▸ **Texte proposé**

Lyrique

Un "Parsifal" retrouvé au Capitole de Toulouse

Pépite au sein d'une saison riche, le "Parsifal" d'Aurélien Bory fera date dans la belle histoire wagnériste du Capitole. Avec une distribution de haut vol qu'ont dominée Matthias Goerne et Nikolaï Schukoff, le chef Frank Beermann a porté l'orchestre maison et les chœurs au sommet de l'élévation spirituelle attendue.



© Cosimo Mirco Magliocca.
Dans son "Richard Wagner à Bayreuth" (1) pourtant si ambivalent vis-à-vis du Maître qu'il est en train de quitter à regret, Friedrich Nietzsche remarquait que "pour qu'un événement ait un caractère de grandeur, deux conditions doivent se trouver réunies : l'élévation du sentiment chez ceux qui l'accomplissent et l'élévation du sentiment chez ceux qui en sont témoins." Comme il le regrettait déjà à son époque, pour la nôtre ces "événements" sont toujours rarissimes, et ce, d'autant plus quand il s'agit de monter un opéra de Wagner en général et "Parsifal" en particulier (il n'est pas jusqu'au chef de l'Opéra de Paris, Philippe Jordan, qui ne l'ait regretté récemment au micro d'une radio). Au Capitole, nous avons assisté à un tel événement, ressentant profondément "l'élévation du sentiment" des équipes artistique et technique et celle des wagnériens émérites dans la salle (à entendre les acclamations finales, quasiment tout le public malgré la difficulté de l'œuvre).

▸ **Objectifs**
1 – Selon la critique du « Parsifal » présenté au Capitole, quel chef a porté l'orchestre maison et les chœurs ?
2 – Dans la critique du « Parsifal » toulousain, condensez en trois phrases le paragraphe commençant par « Dans son "Richard Wagner à Bayreuth" » sans en perdre les faits principaux.
3 – Prolongez la critique du « Parsifal » du Capitole au-delà de sa dernière phrase.

▸ **Section des données**
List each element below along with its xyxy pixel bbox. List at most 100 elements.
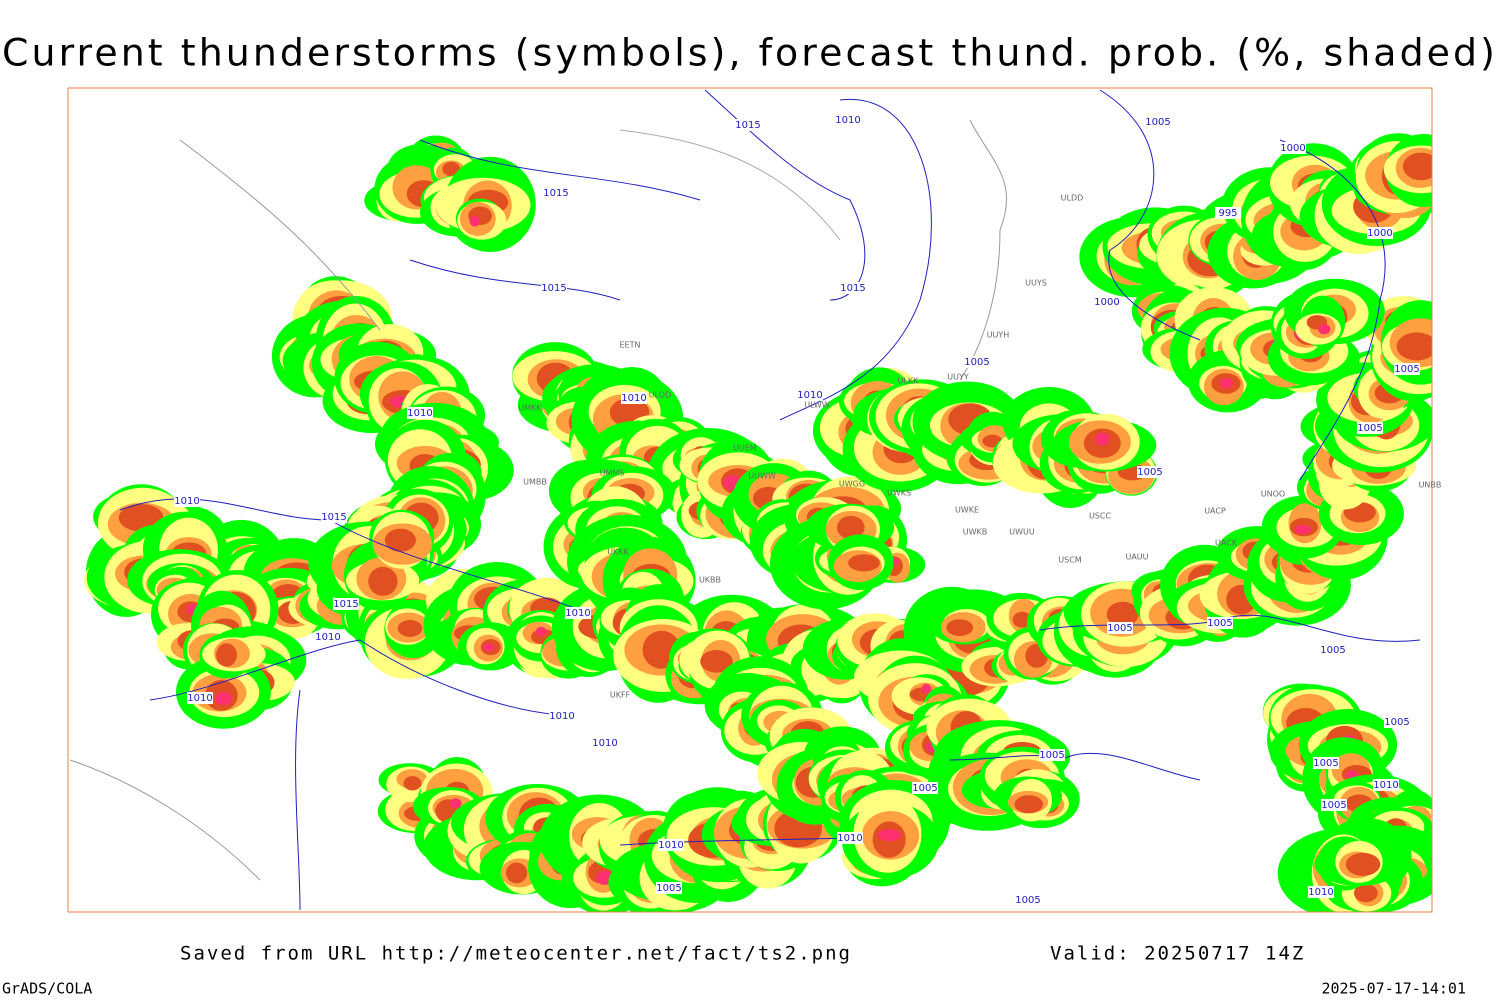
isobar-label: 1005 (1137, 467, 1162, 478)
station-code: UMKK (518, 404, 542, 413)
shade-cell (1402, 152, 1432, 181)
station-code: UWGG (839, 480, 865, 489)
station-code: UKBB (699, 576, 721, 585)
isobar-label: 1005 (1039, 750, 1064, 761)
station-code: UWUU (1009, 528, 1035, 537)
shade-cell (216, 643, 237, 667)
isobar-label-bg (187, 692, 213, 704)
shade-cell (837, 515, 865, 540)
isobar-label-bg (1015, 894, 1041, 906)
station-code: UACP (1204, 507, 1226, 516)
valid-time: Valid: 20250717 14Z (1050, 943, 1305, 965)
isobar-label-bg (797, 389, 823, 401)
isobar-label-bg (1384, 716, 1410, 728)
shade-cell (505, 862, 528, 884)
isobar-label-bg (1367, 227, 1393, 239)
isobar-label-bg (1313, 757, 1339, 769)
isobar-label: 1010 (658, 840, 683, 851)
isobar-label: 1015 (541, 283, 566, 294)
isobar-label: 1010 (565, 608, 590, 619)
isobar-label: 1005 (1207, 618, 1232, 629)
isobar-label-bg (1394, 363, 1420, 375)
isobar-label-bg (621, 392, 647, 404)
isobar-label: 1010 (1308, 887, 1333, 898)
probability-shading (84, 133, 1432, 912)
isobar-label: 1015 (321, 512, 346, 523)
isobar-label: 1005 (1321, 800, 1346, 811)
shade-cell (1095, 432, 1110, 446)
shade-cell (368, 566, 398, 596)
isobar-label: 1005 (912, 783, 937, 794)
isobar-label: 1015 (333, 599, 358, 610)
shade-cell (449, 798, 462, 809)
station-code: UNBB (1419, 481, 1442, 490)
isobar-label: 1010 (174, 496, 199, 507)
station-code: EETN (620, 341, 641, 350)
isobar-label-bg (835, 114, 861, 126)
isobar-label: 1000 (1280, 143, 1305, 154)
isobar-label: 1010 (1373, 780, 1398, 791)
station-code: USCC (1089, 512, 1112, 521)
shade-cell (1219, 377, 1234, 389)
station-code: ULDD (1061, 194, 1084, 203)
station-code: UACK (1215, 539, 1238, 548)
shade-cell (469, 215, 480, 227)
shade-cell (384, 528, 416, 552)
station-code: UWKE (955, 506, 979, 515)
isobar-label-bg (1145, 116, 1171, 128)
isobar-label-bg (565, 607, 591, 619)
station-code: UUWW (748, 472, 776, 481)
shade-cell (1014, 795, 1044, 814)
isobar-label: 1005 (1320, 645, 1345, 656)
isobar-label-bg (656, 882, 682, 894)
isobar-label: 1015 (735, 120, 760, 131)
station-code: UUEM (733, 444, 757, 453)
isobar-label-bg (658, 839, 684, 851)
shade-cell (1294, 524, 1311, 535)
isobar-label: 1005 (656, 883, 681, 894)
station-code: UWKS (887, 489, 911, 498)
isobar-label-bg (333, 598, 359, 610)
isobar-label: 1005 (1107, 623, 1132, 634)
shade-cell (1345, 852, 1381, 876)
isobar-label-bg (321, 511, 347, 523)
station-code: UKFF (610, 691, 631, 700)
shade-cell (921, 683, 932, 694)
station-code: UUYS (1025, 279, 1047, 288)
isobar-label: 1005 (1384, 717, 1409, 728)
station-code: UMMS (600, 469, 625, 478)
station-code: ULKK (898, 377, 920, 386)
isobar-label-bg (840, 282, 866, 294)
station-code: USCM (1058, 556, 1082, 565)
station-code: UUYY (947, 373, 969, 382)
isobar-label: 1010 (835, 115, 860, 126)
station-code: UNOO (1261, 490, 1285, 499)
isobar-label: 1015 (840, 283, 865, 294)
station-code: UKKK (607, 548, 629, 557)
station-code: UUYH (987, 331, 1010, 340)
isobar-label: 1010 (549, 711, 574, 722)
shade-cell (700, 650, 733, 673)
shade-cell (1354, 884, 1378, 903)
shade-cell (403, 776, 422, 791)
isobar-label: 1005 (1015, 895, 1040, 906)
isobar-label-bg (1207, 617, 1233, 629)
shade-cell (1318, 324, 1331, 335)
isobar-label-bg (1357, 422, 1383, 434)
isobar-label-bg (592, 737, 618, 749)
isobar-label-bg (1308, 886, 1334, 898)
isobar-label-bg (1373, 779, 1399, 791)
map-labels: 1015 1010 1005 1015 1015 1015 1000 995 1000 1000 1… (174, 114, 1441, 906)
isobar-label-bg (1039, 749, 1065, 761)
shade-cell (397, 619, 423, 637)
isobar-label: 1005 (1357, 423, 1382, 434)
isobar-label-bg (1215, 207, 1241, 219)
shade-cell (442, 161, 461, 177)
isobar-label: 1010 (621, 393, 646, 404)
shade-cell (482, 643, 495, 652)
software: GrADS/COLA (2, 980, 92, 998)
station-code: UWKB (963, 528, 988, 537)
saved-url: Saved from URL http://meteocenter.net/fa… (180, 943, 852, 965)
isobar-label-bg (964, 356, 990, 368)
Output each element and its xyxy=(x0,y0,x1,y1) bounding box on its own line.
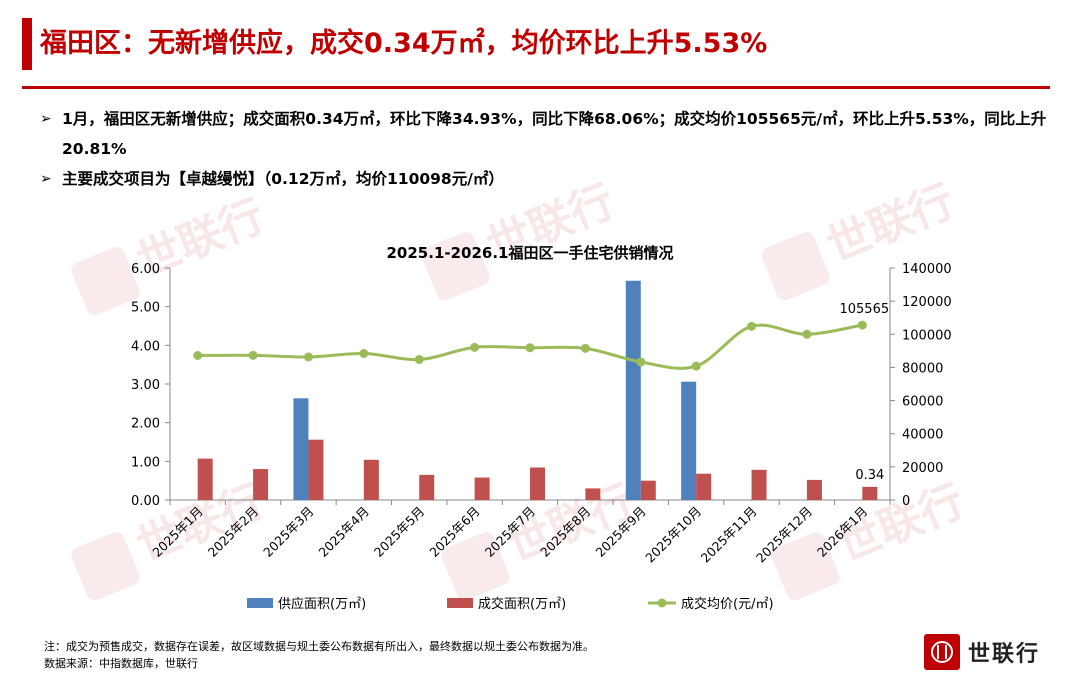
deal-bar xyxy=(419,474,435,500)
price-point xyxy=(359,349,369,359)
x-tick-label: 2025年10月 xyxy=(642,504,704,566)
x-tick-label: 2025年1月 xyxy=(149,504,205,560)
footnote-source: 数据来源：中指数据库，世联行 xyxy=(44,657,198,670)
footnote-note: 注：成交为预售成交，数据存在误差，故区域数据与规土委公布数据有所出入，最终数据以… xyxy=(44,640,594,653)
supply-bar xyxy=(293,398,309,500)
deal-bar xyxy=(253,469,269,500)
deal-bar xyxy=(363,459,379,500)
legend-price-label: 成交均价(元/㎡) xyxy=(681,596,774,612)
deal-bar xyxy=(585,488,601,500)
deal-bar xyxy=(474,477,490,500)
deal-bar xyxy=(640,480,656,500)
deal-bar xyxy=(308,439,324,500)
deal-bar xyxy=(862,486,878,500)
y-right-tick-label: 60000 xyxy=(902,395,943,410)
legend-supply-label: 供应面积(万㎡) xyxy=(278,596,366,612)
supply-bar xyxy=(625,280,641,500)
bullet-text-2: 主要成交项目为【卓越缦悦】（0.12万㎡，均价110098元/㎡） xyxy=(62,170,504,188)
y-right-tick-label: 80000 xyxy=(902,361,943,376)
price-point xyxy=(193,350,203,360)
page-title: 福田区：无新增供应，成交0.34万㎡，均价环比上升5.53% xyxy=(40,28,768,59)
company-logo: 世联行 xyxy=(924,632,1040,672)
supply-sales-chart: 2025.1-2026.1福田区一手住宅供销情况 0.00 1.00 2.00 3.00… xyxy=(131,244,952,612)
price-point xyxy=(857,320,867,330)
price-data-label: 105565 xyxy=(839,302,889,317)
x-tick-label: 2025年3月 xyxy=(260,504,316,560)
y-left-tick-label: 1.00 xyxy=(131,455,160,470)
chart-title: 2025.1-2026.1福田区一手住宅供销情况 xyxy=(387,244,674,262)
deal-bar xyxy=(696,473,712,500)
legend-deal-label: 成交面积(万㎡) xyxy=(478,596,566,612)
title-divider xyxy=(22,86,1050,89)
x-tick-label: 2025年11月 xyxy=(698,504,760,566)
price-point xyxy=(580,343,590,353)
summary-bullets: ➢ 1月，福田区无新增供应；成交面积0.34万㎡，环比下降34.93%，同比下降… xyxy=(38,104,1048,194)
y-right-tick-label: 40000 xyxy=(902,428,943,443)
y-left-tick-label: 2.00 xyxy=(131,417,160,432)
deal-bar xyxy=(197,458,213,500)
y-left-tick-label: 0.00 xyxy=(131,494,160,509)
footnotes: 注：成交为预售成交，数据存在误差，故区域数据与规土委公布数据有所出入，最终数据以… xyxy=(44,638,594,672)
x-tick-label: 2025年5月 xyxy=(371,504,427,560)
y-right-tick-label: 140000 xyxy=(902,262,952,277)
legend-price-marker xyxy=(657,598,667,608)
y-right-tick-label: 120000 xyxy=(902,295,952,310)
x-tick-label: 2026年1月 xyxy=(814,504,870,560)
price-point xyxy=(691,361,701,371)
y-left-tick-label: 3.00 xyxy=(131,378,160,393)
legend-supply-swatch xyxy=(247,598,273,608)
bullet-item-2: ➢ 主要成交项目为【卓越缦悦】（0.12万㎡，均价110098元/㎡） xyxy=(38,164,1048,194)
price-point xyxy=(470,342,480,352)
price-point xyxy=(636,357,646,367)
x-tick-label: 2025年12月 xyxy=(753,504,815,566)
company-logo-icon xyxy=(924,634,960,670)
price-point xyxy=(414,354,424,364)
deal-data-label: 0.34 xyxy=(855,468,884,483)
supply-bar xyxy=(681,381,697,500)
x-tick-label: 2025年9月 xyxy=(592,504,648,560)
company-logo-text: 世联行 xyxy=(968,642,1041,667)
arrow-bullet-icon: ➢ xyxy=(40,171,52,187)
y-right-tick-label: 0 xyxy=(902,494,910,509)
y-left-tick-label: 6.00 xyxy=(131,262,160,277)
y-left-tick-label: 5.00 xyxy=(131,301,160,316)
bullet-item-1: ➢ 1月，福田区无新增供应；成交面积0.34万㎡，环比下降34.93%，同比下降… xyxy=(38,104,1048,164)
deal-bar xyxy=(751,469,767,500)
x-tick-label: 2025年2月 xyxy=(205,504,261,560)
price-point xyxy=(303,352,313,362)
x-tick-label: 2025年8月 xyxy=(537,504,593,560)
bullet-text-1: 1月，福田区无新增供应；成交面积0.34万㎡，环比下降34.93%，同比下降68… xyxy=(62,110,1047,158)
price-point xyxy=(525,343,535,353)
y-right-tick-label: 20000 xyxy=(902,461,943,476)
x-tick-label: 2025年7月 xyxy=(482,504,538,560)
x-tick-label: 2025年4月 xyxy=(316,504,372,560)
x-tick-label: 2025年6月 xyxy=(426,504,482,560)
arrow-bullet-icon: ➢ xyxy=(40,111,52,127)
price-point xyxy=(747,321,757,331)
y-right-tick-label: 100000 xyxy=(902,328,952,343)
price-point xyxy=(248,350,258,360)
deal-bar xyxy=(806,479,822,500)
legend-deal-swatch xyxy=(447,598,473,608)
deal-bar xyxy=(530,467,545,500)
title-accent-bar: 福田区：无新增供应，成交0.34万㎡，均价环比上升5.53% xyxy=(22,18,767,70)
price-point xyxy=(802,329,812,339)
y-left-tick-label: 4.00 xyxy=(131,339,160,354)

...

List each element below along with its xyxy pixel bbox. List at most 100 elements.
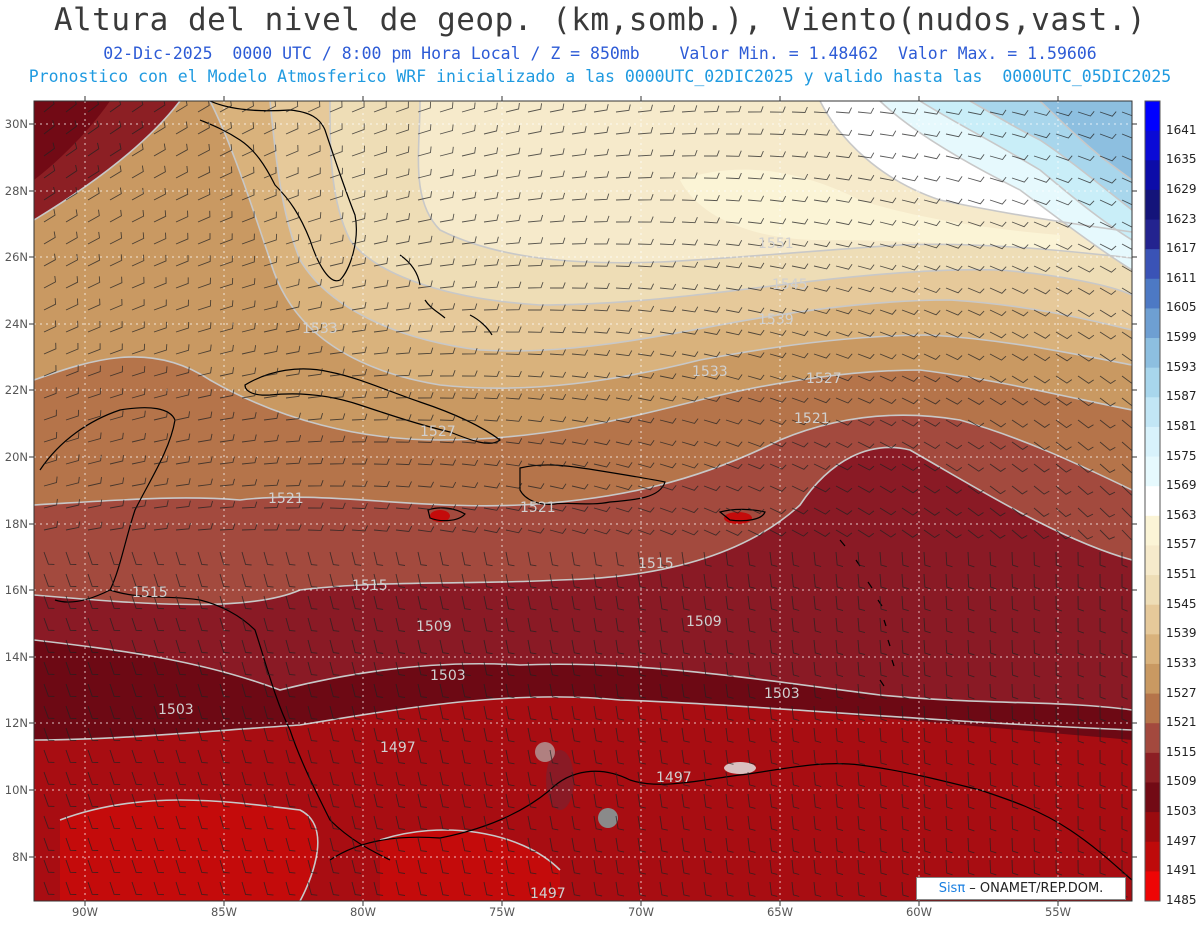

==

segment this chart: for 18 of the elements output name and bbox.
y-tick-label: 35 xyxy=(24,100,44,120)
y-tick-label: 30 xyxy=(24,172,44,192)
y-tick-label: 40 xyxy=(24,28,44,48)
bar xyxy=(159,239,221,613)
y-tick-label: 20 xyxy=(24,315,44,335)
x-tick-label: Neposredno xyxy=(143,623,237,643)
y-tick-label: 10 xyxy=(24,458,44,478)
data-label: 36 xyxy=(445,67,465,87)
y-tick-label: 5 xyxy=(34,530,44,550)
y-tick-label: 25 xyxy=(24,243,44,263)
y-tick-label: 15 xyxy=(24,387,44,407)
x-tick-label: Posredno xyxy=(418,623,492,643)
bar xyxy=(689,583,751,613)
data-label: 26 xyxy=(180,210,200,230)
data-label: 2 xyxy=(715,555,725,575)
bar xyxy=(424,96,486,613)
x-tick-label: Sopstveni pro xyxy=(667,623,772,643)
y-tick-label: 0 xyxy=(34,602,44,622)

▸ **Résultats des tâches**
1 – Frank Beermann.

2 – Dans « Richard Wagner à Bayreuth », Nietzsche, pourtant ambivalent envers un Maître qu'il quitte à regret, estimait qu'un événement n'a de grandeur que si ceux qui l'accomplissent et ceux qui en sont témoins éprouvent une élévation du sentiment. Ces événements restent rarissimes aujourd'hui, surtout lorsqu'il s'agit de monter Wagner, et « Parsifal » en particulier, ce que Philippe Jordan, chef de l'Opéra de Paris, a récemment regretté à la radio. Au Capitole, on a assisté à un tel événement, où cette élévation s'est ressentie chez les équipes artistique et technique comme chez les wagnériens de la salle, c'est-à-dire, à en juger par les acclamations finales, presque tout le public malgré la difficulté de l'œuvre.

3 –
Mesure-t-on vraiment le bonheur total de n'avoir pas subi un énième Parsifal rhabillé en messie nazi, un Gurnemanz éducateur de boy-scouts dans un pensionnat de l'ex-RDA ou un Château du Graal de plus situé sur les terres dévastées de l' "Allemagne année zéro" (2) ?

© Cosimo Mirco Magliocca.
Le prix de l'élévation naturellement, c'est la lecture bien intentionnée, humble mais pertinente d'une œuvre qu'on ne prétend pas déconstruire ou relire inlassablement à l'aune d'une histoire catastrophique. Nous avons l'intuition que c'est ce qu'a voulu le directeur artistique du Capitole, Christophe Ghristi, en invitant Aurélien Bory, un artiste venu du cirque et de la danse. Ce dernier a ainsi été mis au défi de se plonger pour son (seulement) quatrième opéra dans le testament wagnérien si redoutable qu'est "Parsifal" - avec son premier acte de presque deux heures (une heure environ pour les deux suivants), aucune action réelle autre qu'intérieure pour les protagonistes, comme dans le "Tristan". Bref, le cauchemar pour un metteur en scène se posant la question de servir honnêtement cet ouvrage d'une folle ambition (renouer avec la cérémonie antique théâtrale grecque à vocation citoyenne et spirituelle). Un ouvrage redoutable qui impose à tout artiste entrant en intelligence avec lui d'emmener le spectateur dans une zone inconnue où "le temps devient espace" - comme l'annonce Gurnemanz à Parsifal lors de la première cérémonie du dévoilement du Graal au Château de Titurel. Un vrai défi scénique.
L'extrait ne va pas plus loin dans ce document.